→ Task material:
•••••
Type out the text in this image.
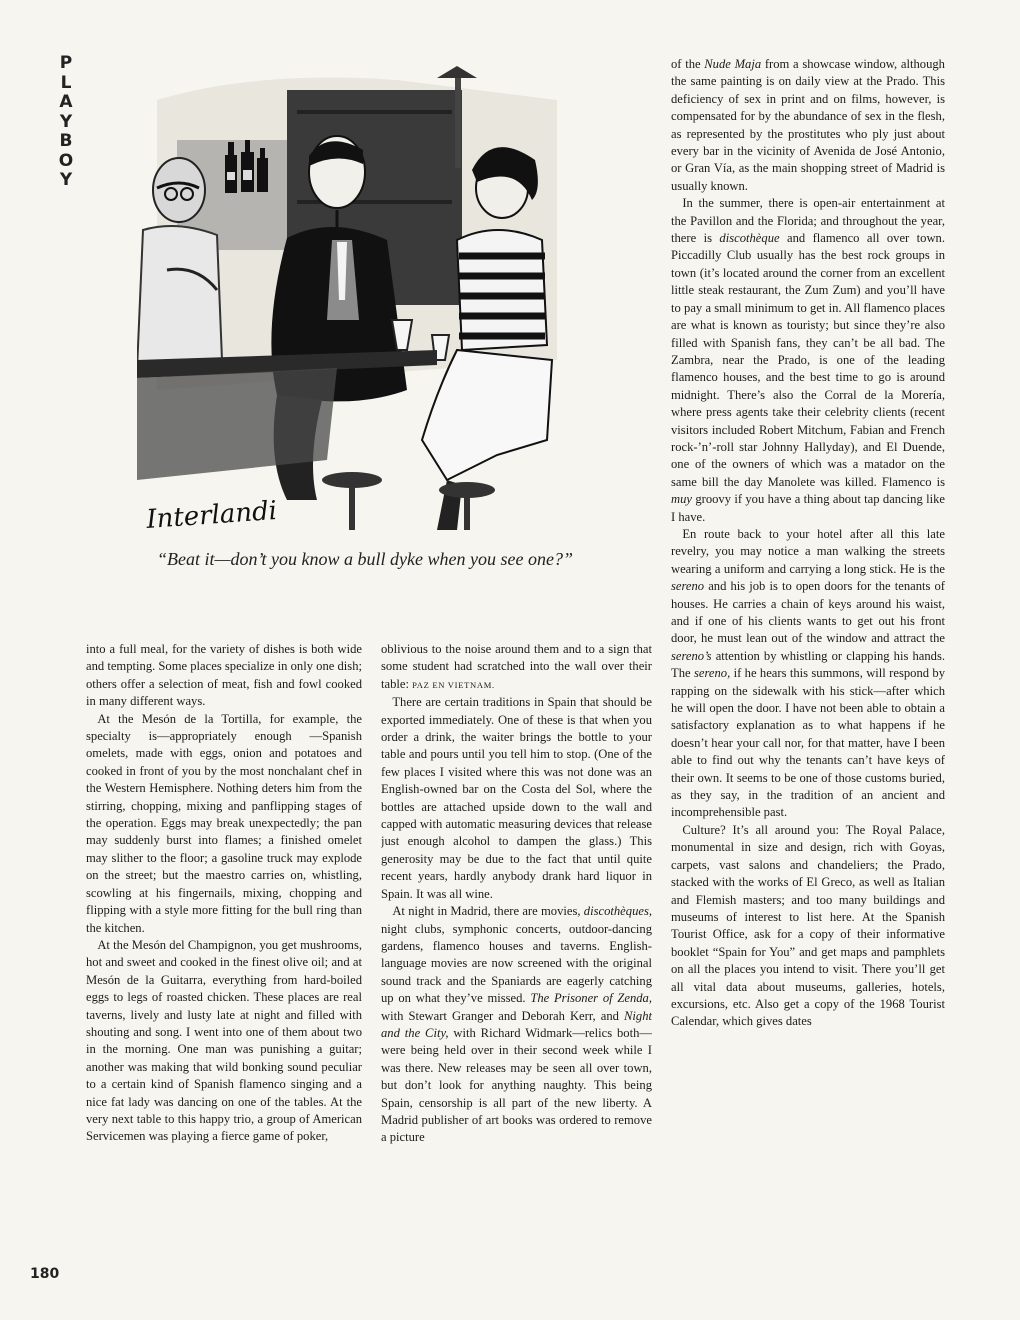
P
L
A
Y
B
O
Y
Interlandi
“Beat it—don’t you know a bull dyke when you see one?”

into a full meal, for the variety of dishes is both wide and tempting. Some places specialize in only one dish; others offer a selection of meat, fish and fowl cooked in many different ways.

At the Mesón de la Tortilla, for example, the specialty is—appropriately enough —Spanish omelets, made with eggs, onion and potatoes and cooked in front of you by the most nonchalant chef in the Western Hemisphere. Nothing deters him from the stirring, chopping, mixing and panflipping stages of the operation. Eggs may break unexpectedly; the pan may suddenly burst into flames; a finished omelet may slither to the floor; a gasoline truck may explode on the street; but the maestro carries on, whistling, scowling at his fingernails, mixing, chopping and flipping with a style more fitting for the bull ring than the kitchen.

At the Mesón del Champignon, you get mushrooms, hot and sweet and cooked in the finest olive oil; and at Mesón de la Guitarra, everything from hard-boiled eggs to legs of roasted chicken. These places are real taverns, lively and lusty late at night and filled with shouting and song. I went into one of them about two in the morning. One man was punishing a guitar; another was making that wild bonking sound peculiar to a certain kind of Spanish flamenco singing and a nice fat lady was dancing on one of the tables. At the very next table to this happy trio, a group of American Servicemen was playing a fierce game of poker,

oblivious to the noise around them and to a sign that some student had scratched into the wall over their table: PAZ EN VIETNAM.

There are certain traditions in Spain that should be exported immediately. One of these is that when you order a drink, the waiter brings the bottle to your table and pours until you tell him to stop. (One of the few places I visited where this was not done was an English-owned bar on the Costa del Sol, where the bottles are attached upside down to the wall and capped with automatic measuring devices that release just enough alcohol to dampen the glass.) This generosity may be due to the fact that until quite recent years, hardly anybody drank hard liquor in Spain. It was all wine.

At night in Madrid, there are movies, discothèques, night clubs, symphonic concerts, outdoor-dancing gardens, flamenco houses and taverns. English-language movies are now screened with the original sound track and the Spaniards are eagerly catching up on what they’ve missed. The Prisoner of Zenda, with Stewart Granger and Deborah Kerr, and Night and the City, with Richard Widmark—relics both—were being held over in their second week while I was there. New releases may be seen all over town, but don’t look for anything naughty. This being Spain, censorship is all part of the new liberty. A Madrid publisher of art books was ordered to remove a picture

of the Nude Maja from a showcase window, although the same painting is on daily view at the Prado. This deficiency of sex in print and on films, however, is compensated for by the abundance of sex in the flesh, as represented by the prostitutes who ply just about every bar in the vicinity of Avenida de José Antonio, or Gran Vía, as the main shopping street of Madrid is usually known.

In the summer, there is open-air entertainment at the Pavillon and the Florida; and throughout the year, there is discothèque and flamenco all over town. Piccadilly Club usually has the best rock groups in town (it’s located around the corner from an excellent little steak restaurant, the Zum Zum) and you’ll have to pay a small minimum to get in. All flamenco places are what is known as touristy; but since they’re also filled with Spanish fans, they can’t be all bad. The Zambra, near the Prado, is one of the leading flamenco houses, and the best time to go is around midnight. There’s also the Corral de la Morería, where press agents take their celebrity clients (recent visitors included Robert Mitchum, Fabian and French rock-’n’-roll star Johnny Hallyday), and El Duende, one of the owners of which was a matador on the same bill the day Manolete was killed. Flamenco is muy groovy if you have a thing about tap dancing like I have.

En route back to your hotel after all this late revelry, you may notice a man walking the streets wearing a uniform and carrying a long stick. He is the sereno and his job is to open doors for the tenants of houses. He carries a chain of keys around his waist, and if one of his clients wants to get out his front door, he must lean out of the window and attract the sereno’s attention by whistling or clapping his hands. The sereno, if he hears this summons, will respond by rapping on the sidewalk with his stick—after which he will open the door. I have not been able to obtain a satisfactory explanation as to what happens if he doesn’t hear your call nor, for that matter, have I been able to find out why the tenants can’t have keys of their own. It seems to be one of those customs buried, as they say, in the tradition of an ancient and incomprehensible past.

Culture? It’s all around you: The Royal Palace, monumental in size and design, rich with Goyas, carpets, vast salons and chandeliers; the Prado, stacked with the works of El Greco, as well as Italian and Flemish masters; and too many buildings and museums of interest to list here. At the Spanish Tourist Office, ask for a copy of their informative booklet “Spain for You” and get maps and pamphlets on all the places you intend to visit. There you’ll get all vital data about museums, galleries, hotels, excursions, etc. Also get a copy of the 1968 Tourist Calendar, which gives dates

180
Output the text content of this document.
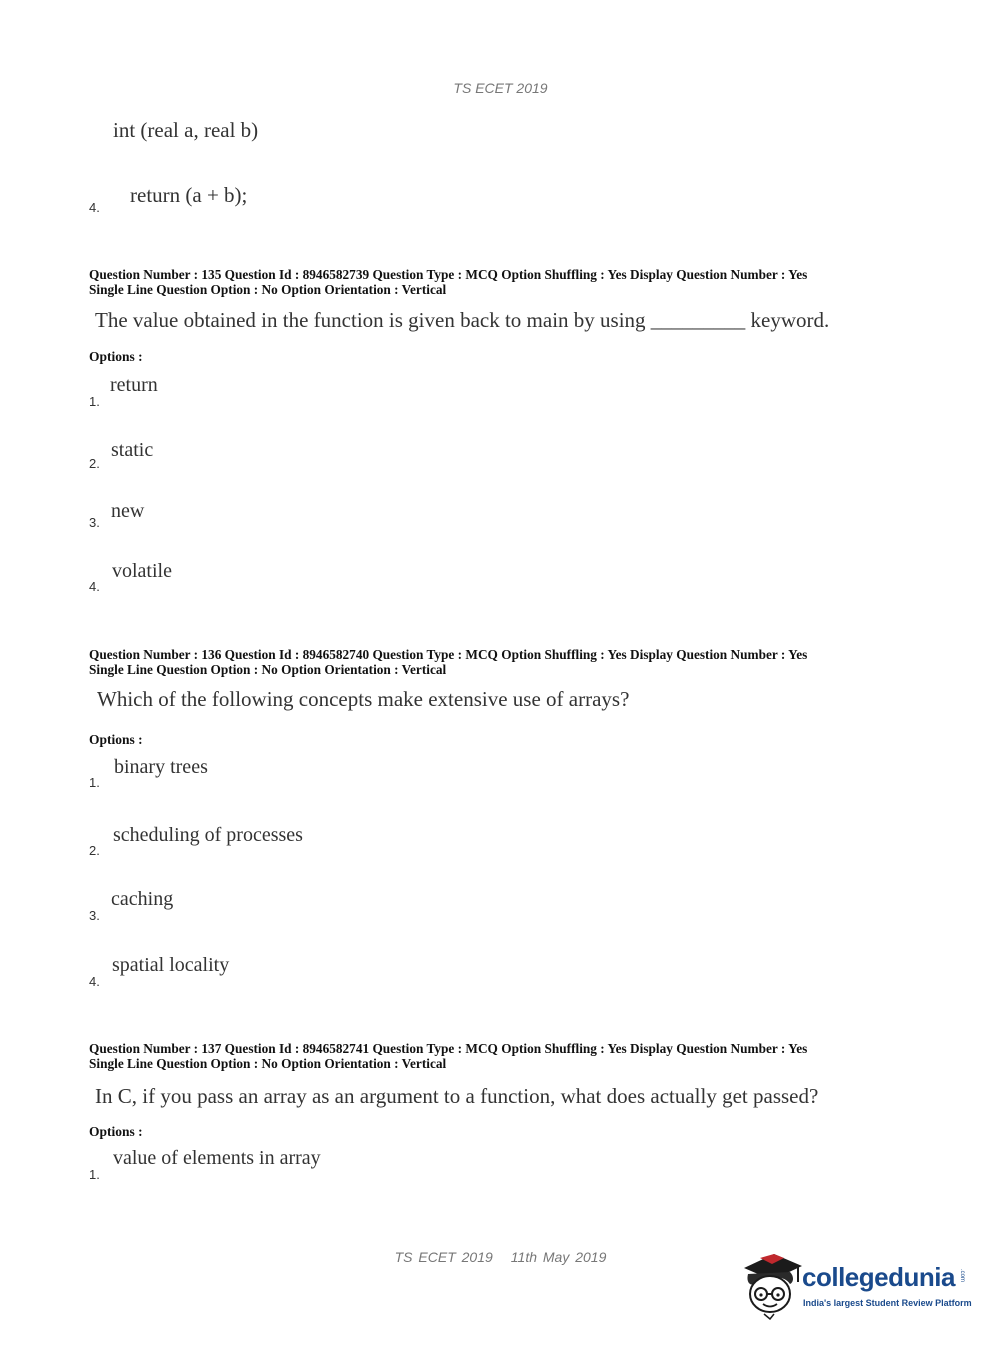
TS ECET 2019
int (real a, real b)
4.
return (a + b);
Question Number : 135 Question Id : 8946582739 Question Type : MCQ Option Shuffling : Yes Display Question Number : Yes
Single Line Question Option : No Option Orientation : Vertical
The value obtained in the function is given back to main by using _________ keyword.
Options :
1.
return
2.
static
3.
new
4.
volatile
Question Number : 136 Question Id : 8946582740 Question Type : MCQ Option Shuffling : Yes Display Question Number : Yes
Single Line Question Option : No Option Orientation : Vertical
Which of the following concepts make extensive use of arrays?
Options :
1.
binary trees
2.
scheduling of processes
3.
caching
4.
spatial locality
Question Number : 137 Question Id : 8946582741 Question Type : MCQ Option Shuffling : Yes Display Question Number : Yes
Single Line Question Option : No Option Orientation : Vertical
In C, if you pass an array as an argument to a function, what does actually get passed?
Options :
1.
value of elements in array
TS ECET 2019 11th May 2019
collegedunia .com
India's largest Student Review Platform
•••••
Give every record again exactly, apart from the pictures, which stay out.

→ Finished exercise:
Type out the text in this image.
P
L
A
Y
B
O
Y
Interlandi
“Beat it—don’t you know a bull dyke when you see one?”

into a full meal, for the variety of dishes is both wide and tempting. Some places specialize in only one dish; others offer a selection of meat, fish and fowl cooked in many different ways.

At the Mesón de la Tortilla, for example, the specialty is—appropriately enough —Spanish omelets, made with eggs, onion and potatoes and cooked in front of you by the most nonchalant chef in the Western Hemisphere. Nothing deters him from the stirring, chopping, mixing and panflipping stages of the operation. Eggs may break unexpectedly; the pan may suddenly burst into flames; a finished omelet may slither to the floor; a gasoline truck may explode on the street; but the maestro carries on, whistling, scowling at his fingernails, mixing, chopping and flipping with a style more fitting for the bull ring than the kitchen.

At the Mesón del Champignon, you get mushrooms, hot and sweet and cooked in the finest olive oil; and at Mesón de la Guitarra, everything from hard-boiled eggs to legs of roasted chicken. These places are real taverns, lively and lusty late at night and filled with shouting and song. I went into one of them about two in the morning. One man was punishing a guitar; another was making that wild bonking sound peculiar to a certain kind of Spanish flamenco singing and a nice fat lady was dancing on one of the tables. At the very next table to this happy trio, a group of American Servicemen was playing a fierce game of poker,

oblivious to the noise around them and to a sign that some student had scratched into the wall over their table: PAZ EN VIETNAM.

There are certain traditions in Spain that should be exported immediately. One of these is that when you order a drink, the waiter brings the bottle to your table and pours until you tell him to stop. (One of the few places I visited where this was not done was an English-owned bar on the Costa del Sol, where the bottles are attached upside down to the wall and capped with automatic measuring devices that release just enough alcohol to dampen the glass.) This generosity may be due to the fact that until quite recent years, hardly anybody drank hard liquor in Spain. It was all wine.

At night in Madrid, there are movies, discothèques, night clubs, symphonic concerts, outdoor-dancing gardens, flamenco houses and taverns. English-language movies are now screened with the original sound track and the Spaniards are eagerly catching up on what they’ve missed. The Prisoner of Zenda, with Stewart Granger and Deborah Kerr, and Night and the City, with Richard Widmark—relics both—were being held over in their second week while I was there. New releases may be seen all over town, but don’t look for anything naughty. This being Spain, censorship is all part of the new liberty. A Madrid publisher of art books was ordered to remove a picture

of the Nude Maja from a showcase window, although the same painting is on daily view at the Prado. This deficiency of sex in print and on films, however, is compensated for by the abundance of sex in the flesh, as represented by the prostitutes who ply just about every bar in the vicinity of Avenida de José Antonio, or Gran Vía, as the main shopping street of Madrid is usually known.

In the summer, there is open-air entertainment at the Pavillon and the Florida; and throughout the year, there is discothèque and flamenco all over town. Piccadilly Club usually has the best rock groups in town (it’s located around the corner from an excellent little steak restaurant, the Zum Zum) and you’ll have to pay a small minimum to get in. All flamenco places are what is known as touristy; but since they’re also filled with Spanish fans, they can’t be all bad. The Zambra, near the Prado, is one of the leading flamenco houses, and the best time to go is around midnight. There’s also the Corral de la Morería, where press agents take their celebrity clients (recent visitors included Robert Mitchum, Fabian and French rock-’n’-roll star Johnny Hallyday), and El Duende, one of the owners of which was a matador on the same bill the day Manolete was killed. Flamenco is muy groovy if you have a thing about tap dancing like I have.

En route back to your hotel after all this late revelry, you may notice a man walking the streets wearing a uniform and carrying a long stick. He is the sereno and his job is to open doors for the tenants of houses. He carries a chain of keys around his waist, and if one of his clients wants to get out his front door, he must lean out of the window and attract the sereno’s attention by whistling or clapping his hands. The sereno, if he hears this summons, will respond by rapping on the sidewalk with his stick—after which he will open the door. I have not been able to obtain a satisfactory explanation as to what happens if he doesn’t hear your call nor, for that matter, have I been able to find out why the tenants can’t have keys of their own. It seems to be one of those customs buried, as they say, in the tradition of an ancient and incomprehensible past.

Culture? It’s all around you: The Royal Palace, monumental in size and design, rich with Goyas, carpets, vast salons and chandeliers; the Prado, stacked with the works of El Greco, as well as Italian and Flemish masters; and too many buildings and museums of interest to list here. At the Spanish Tourist Office, ask for a copy of their informative booklet “Spain for You” and get maps and pamphlets on all the places you intend to visit. There you’ll get all vital data about museums, galleries, hotels, excursions, etc. Also get a copy of the 1968 Tourist Calendar, which gives dates

180
Output the text content of this document.
TS ECET 2019
int (real a, real b)
4.
return (a + b);
Question Number : 135 Question Id : 8946582739 Question Type : MCQ Option Shuffling : Yes Display Question Number : Yes
Single Line Question Option : No Option Orientation : Vertical
The value obtained in the function is given back to main by using _________ keyword.
Options :
1.
return
2.
static
3.
new
4.
volatile
Question Number : 136 Question Id : 8946582740 Question Type : MCQ Option Shuffling : Yes Display Question Number : Yes
Single Line Question Option : No Option Orientation : Vertical
Which of the following concepts make extensive use of arrays?
Options :
1.
binary trees
2.
scheduling of processes
3.
caching
4.
spatial locality
Question Number : 137 Question Id : 8946582741 Question Type : MCQ Option Shuffling : Yes Display Question Number : Yes
Single Line Question Option : No Option Orientation : Vertical
In C, if you pass an array as an argument to a function, what does actually get passed?
Options :
1.
value of elements in array
TS ECET 2019 11th May 2019
collegedunia .com
India's largest Student Review Platform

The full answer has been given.